■ **Work item A**: Reproduce the article on secondhand smoke and pets starting at "The study, conducted" and ending at "those that don’t.", with "smokers" changed to "tobacco users".
■ **Work item B**: Extend the article on secondhand smoke and pets past its final sentence.

■ **Document segment**:
I have a confession to make. I’m a smoker. It’s a disgusting habit, I know, and I’m not proud of it, but it’s not easy to quit either. A new study on the health risks of secondhand smoke on pets has me thinking of quitting, and it will probably do the same for you. (Spoiler alert: Smoking outside isn’t a solution.)
The study, conducted by scientists at the University of Glasgow, shows that pets may be at an even greater risk than humans when exposed to secondhand smoke. According to their research, pets exposed to poisonous secondhand fumes are at higher risk for a multitude of health issues like cancer, cell damage and weight gain.
After examining the testicles of recently neutered dogs, that they found gain more weight after the procedure if they live with smokers, they found a higher instance of a gene that’s a marker of cell damage in dogs that live with smokers than in those that don’t.
In an interview with The Telegraph, Clare Knottenbelt, the university’s professor of small animal medicine and oncology, said, “We have already shown that dogs can take in significant amounts of smoke when living in a smoking household. Our current study in cats… shows that cats are even more affected.”

■ **Information**:
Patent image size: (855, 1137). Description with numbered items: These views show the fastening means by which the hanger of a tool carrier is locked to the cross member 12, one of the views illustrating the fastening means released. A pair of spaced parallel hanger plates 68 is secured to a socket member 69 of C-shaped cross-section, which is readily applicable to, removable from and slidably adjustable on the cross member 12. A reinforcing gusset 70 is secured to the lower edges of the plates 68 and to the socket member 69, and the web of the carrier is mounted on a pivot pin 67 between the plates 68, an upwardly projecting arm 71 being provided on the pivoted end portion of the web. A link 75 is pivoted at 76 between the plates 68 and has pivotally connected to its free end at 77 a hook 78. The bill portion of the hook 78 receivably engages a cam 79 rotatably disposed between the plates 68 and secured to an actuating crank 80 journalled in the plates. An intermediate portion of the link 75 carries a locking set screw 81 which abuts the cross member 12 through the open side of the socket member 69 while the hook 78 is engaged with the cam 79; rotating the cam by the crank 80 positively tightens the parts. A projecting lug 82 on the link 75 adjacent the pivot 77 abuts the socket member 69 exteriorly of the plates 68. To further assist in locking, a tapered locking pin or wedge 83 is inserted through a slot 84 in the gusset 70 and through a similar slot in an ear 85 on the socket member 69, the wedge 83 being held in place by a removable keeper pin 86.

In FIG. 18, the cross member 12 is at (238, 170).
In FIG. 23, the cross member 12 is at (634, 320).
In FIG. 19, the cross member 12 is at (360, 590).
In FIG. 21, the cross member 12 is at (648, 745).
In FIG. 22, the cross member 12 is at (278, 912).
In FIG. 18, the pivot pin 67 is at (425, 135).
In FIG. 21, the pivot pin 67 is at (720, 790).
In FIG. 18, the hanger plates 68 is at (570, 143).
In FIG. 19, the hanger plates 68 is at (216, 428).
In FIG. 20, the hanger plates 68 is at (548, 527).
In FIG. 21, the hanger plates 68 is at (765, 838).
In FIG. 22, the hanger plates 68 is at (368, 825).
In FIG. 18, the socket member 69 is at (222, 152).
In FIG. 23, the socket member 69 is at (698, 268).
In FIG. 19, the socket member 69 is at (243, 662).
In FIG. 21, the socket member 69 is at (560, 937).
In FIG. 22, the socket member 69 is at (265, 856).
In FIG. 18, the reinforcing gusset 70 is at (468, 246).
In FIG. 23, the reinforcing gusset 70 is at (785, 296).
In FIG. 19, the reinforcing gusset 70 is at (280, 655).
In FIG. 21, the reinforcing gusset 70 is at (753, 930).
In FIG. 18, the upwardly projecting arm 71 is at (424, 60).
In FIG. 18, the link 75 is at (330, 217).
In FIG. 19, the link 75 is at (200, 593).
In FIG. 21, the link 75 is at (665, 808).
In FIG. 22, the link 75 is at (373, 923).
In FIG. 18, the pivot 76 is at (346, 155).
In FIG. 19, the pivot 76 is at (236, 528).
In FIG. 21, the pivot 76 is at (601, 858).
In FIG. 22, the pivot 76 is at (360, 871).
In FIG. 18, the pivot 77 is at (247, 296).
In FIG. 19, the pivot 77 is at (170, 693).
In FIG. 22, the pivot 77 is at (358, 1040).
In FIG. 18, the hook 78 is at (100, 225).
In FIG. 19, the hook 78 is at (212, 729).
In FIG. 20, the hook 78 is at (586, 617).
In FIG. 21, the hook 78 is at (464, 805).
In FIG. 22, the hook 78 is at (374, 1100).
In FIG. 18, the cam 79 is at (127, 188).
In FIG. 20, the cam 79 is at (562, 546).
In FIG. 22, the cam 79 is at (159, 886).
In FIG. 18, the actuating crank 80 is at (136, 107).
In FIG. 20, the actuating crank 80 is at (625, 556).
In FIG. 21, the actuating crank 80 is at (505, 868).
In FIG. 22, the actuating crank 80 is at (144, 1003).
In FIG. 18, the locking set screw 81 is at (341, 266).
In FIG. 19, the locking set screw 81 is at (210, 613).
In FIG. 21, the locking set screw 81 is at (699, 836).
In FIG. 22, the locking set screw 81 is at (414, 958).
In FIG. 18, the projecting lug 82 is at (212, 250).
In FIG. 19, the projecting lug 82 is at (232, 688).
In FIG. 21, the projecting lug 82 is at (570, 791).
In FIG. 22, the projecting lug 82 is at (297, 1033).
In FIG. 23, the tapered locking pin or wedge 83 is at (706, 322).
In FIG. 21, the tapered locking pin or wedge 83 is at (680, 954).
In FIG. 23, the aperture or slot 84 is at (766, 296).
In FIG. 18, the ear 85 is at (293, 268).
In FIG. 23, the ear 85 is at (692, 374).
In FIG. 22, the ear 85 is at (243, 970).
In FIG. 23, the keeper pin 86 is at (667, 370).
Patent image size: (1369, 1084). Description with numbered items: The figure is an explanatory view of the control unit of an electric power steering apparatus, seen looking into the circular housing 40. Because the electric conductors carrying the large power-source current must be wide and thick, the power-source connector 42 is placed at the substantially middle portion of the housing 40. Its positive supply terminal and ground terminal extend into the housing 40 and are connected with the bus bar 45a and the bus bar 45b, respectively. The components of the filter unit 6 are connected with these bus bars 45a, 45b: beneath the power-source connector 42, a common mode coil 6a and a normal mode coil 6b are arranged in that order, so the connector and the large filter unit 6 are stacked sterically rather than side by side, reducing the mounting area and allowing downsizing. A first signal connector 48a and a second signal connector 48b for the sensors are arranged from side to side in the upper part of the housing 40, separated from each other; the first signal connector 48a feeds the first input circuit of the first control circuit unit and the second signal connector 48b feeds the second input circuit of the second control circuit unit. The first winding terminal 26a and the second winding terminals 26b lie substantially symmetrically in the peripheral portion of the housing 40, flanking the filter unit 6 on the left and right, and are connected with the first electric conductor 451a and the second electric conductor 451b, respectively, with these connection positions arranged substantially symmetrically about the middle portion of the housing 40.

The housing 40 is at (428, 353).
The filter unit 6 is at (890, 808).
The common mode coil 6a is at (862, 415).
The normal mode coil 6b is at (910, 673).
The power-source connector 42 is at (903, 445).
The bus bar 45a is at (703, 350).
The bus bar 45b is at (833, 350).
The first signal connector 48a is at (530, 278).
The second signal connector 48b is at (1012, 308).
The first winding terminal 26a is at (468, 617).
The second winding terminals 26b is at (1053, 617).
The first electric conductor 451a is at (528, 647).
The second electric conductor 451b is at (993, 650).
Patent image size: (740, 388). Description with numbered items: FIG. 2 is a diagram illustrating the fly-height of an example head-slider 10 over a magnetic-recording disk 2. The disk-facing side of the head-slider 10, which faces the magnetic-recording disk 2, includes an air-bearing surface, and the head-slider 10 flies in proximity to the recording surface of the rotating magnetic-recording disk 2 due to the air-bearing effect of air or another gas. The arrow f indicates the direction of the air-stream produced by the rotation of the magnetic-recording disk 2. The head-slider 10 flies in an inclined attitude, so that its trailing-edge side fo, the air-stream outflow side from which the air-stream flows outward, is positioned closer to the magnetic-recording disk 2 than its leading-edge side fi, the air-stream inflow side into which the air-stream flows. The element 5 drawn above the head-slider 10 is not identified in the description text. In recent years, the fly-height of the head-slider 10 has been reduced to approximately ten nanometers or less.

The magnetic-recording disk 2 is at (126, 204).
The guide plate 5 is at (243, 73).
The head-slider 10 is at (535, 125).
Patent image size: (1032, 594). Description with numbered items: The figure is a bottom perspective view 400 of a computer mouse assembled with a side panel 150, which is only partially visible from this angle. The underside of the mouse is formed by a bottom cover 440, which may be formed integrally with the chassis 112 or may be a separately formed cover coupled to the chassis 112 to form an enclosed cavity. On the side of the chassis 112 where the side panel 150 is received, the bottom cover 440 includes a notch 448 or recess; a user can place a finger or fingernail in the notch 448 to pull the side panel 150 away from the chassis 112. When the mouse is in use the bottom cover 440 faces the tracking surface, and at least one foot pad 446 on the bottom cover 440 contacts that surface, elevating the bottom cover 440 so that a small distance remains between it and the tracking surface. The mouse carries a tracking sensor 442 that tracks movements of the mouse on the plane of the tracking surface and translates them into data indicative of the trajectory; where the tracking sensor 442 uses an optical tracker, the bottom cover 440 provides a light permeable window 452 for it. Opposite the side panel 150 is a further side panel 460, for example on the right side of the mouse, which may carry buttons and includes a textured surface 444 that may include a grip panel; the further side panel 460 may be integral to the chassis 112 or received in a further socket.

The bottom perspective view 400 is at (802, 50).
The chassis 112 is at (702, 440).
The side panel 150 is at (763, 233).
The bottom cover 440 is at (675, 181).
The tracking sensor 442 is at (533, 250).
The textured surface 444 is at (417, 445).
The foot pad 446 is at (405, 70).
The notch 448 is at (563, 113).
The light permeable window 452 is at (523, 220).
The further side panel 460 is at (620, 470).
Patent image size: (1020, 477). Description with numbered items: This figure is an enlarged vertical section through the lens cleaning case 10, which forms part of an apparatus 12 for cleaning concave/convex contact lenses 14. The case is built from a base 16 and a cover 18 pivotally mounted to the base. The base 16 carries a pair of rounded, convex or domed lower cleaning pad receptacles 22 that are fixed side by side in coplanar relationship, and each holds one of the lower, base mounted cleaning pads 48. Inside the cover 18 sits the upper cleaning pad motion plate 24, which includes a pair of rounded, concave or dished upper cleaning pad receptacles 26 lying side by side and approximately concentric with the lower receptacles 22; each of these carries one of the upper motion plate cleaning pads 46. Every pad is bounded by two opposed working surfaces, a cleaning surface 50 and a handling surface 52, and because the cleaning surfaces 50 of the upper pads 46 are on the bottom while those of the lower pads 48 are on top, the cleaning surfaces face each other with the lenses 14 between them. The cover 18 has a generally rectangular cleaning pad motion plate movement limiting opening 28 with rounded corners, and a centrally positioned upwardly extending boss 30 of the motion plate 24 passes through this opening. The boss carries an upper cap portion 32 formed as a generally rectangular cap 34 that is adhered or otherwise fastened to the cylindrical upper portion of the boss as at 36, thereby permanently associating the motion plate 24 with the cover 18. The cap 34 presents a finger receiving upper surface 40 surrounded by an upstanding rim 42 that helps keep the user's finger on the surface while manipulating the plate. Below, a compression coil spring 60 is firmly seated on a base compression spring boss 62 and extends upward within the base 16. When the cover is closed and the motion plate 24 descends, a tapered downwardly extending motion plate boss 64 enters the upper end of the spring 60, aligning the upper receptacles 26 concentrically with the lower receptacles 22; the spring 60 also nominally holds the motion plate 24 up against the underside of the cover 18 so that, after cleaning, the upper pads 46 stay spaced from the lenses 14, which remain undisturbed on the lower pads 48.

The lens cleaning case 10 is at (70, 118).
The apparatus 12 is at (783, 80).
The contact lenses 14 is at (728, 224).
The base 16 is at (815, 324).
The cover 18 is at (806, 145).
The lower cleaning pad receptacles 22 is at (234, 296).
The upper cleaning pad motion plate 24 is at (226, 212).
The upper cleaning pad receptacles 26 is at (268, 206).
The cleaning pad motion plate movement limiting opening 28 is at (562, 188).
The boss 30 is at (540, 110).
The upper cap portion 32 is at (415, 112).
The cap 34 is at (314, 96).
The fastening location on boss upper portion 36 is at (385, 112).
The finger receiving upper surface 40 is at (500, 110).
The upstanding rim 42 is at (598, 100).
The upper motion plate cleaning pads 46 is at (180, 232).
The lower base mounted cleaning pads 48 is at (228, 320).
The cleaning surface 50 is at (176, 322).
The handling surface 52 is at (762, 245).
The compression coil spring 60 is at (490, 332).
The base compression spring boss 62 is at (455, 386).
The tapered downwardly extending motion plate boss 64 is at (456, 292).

■ **Exercise answer A**:
The study, conducted by scientists at the University of Glasgow, shows that pets may be at an even greater risk than humans when exposed to secondhand smoke. According to their research, pets exposed to poisonous secondhand fumes are at higher risk for a multitude of health issues like cancer, cell damage and weight gain.
After examining the testicles of recently neutered dogs, that they found gain more weight after the procedure if they live with tobacco users, they found a higher instance of a gene that’s a marker of cell damage in dogs that live with tobacco users than in those that don’t.

■ **Exercise answer B**:
She goes on to explain that they believe cats may take more of the toxins into their body because they do significantly more self-grooming than dogs. Think about that the next time your sweet, sweet furbaby (dog or cat) shows their undying affection and loyalty by licking your hands or face — which is covered with all the yellow tinged residue smokers are all too familiar with battling.
It’s called thirdhand smoke, which according to the Mayo Clinic is a relatively new concept, which would explain why I’d never heard of it. But apparently it’s not only a thing, it may be more dangerous than secondhand smoke, especially for pets that usually have a lower weight and may spend more time at their owners’ sides. Thirdhand smoke is the residual nicotine together with all those nasty chemicals they warn you about that’s left on your skin, hair and clothes and on surfaces where you smoke, which if you smoke inside, includes the furniture and other items in your home (drapes, beds, carpet… even the dust that builds up on your coffee table).
It builds up over time. It can’t be eliminated by simply opening a window. It can be inhaled, ingested or absorbed into skin. And it presents a significant risk to a pet when most of their lives are spent in the very environment that could lead to deadly health issues. Not only do pets spend more time closer to the carpet, they’re more apt to lick for self-grooming or chew or inspect with their mouths.
The study did find that smoking outside reduces the risk to your pet, but it doesn’t eliminate it altogether. They also found that limiting your use of tobacco products to 10 per day reduces the nicotine levels found in their fur significantly, though the levels are still higher than those of animals living in non-smoking homes.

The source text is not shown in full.